Consumers in the US have “cut back drastically on their online searches for air travel accommodations”.
According to Comscore Inc., searches for airline information in October fell 14 percent compared with October 2007.
As per the information available, online traffic declined sharply at Expedia Inc., falling 25 percent in the month, while searches fell 16 percent at Travelocity.com LP and 23 percent at Orbitz.
“The economy and industry outlook for the fourth quarter has deteriorated markedly over the past six weeks,” Steven Barnhart, chief executive officer and president of Orbitz told the Chicago Tribune.
In ComScore’s October survey, more than 50 percent of consumers indicated they planned to change their travel plans this year with 39 percent of those consumers indicating they would simply stay at home during the winter.
However, it is being highlighted that ComScore’s data did not present a complete picture of online travel activity since it measured only US traffic and not overseas customers. For Expedia, “that’s leaving out a huge chunk,” said Amanda Hoffman, spokeswoman for the Bellevue, Wash.-based company.
“The travel industry is hurting right now, and certainly online travel agencies aren’t immune,” said Hoffman.
As per the information available, bucking the trend were two websites that help budget-minded travellers drive better deals. Priceline.com Inc. saw a 24 percent jump in visitors during October, while traffic to Kayak.com surged 93 percent, to 7.9 million visitors.

_Aim of the task_: List every travel website for which the passage gives a percentage change in traffic, searches, or visitors. Include each figure and whether it was a rise or a fall.

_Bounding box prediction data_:

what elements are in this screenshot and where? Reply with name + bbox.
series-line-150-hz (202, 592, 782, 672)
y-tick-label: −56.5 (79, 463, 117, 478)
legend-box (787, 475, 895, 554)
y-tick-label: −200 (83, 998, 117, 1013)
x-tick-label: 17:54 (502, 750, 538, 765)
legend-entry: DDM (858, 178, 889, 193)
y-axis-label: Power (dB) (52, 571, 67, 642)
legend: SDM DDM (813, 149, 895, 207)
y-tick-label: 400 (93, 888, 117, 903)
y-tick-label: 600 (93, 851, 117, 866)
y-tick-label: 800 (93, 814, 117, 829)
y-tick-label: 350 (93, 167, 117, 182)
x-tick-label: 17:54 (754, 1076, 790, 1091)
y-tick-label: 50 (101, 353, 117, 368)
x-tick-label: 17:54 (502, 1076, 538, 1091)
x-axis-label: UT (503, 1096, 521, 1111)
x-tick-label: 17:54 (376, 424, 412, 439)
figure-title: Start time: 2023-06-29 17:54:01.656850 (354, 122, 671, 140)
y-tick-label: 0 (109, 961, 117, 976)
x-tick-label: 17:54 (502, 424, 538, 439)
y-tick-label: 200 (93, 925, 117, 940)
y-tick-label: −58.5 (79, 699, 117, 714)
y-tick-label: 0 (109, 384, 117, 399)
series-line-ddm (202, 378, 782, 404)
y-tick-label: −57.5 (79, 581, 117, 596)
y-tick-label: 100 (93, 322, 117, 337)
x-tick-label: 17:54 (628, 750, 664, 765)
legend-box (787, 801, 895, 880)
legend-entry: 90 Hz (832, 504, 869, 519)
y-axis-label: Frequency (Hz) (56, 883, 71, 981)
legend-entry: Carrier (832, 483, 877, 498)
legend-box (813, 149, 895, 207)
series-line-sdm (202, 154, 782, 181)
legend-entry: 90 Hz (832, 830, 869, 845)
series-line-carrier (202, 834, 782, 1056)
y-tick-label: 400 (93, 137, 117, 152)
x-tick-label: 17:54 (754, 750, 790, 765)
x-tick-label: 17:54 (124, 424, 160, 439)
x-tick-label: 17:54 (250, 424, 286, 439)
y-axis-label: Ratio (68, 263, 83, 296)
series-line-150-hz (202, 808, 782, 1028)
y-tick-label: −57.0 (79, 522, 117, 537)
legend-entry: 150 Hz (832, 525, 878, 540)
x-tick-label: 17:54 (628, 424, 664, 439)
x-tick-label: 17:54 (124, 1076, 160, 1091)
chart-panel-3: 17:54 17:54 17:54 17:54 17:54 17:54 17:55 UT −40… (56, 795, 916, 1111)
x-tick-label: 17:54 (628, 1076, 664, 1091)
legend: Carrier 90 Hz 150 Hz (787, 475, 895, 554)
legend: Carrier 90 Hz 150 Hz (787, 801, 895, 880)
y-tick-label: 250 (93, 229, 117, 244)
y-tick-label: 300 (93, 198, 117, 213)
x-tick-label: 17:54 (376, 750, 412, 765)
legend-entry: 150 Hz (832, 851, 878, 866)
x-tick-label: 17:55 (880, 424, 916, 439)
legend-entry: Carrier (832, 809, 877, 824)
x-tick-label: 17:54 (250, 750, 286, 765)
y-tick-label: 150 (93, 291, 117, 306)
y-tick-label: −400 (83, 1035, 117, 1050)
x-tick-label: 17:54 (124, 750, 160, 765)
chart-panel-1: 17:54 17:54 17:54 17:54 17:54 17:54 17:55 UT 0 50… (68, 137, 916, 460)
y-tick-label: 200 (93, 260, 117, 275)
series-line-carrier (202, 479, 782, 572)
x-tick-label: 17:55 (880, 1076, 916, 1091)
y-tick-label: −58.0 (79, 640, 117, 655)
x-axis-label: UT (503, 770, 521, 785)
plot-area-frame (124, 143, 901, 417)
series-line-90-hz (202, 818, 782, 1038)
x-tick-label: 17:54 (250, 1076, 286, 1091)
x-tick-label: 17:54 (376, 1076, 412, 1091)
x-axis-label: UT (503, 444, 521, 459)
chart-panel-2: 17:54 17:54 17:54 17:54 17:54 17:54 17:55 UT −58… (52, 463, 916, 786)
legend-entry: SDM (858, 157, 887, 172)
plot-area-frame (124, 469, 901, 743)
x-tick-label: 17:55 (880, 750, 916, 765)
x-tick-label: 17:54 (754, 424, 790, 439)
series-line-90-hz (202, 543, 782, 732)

_Written reply_:
- Expedia: online traffic fell 25 percent
- Travelocity.com: searches fell 16 percent
- Orbitz: searches fell 23 percent
- Priceline.com: visitors rose 24 percent
- Kayak.com: traffic rose 93 percent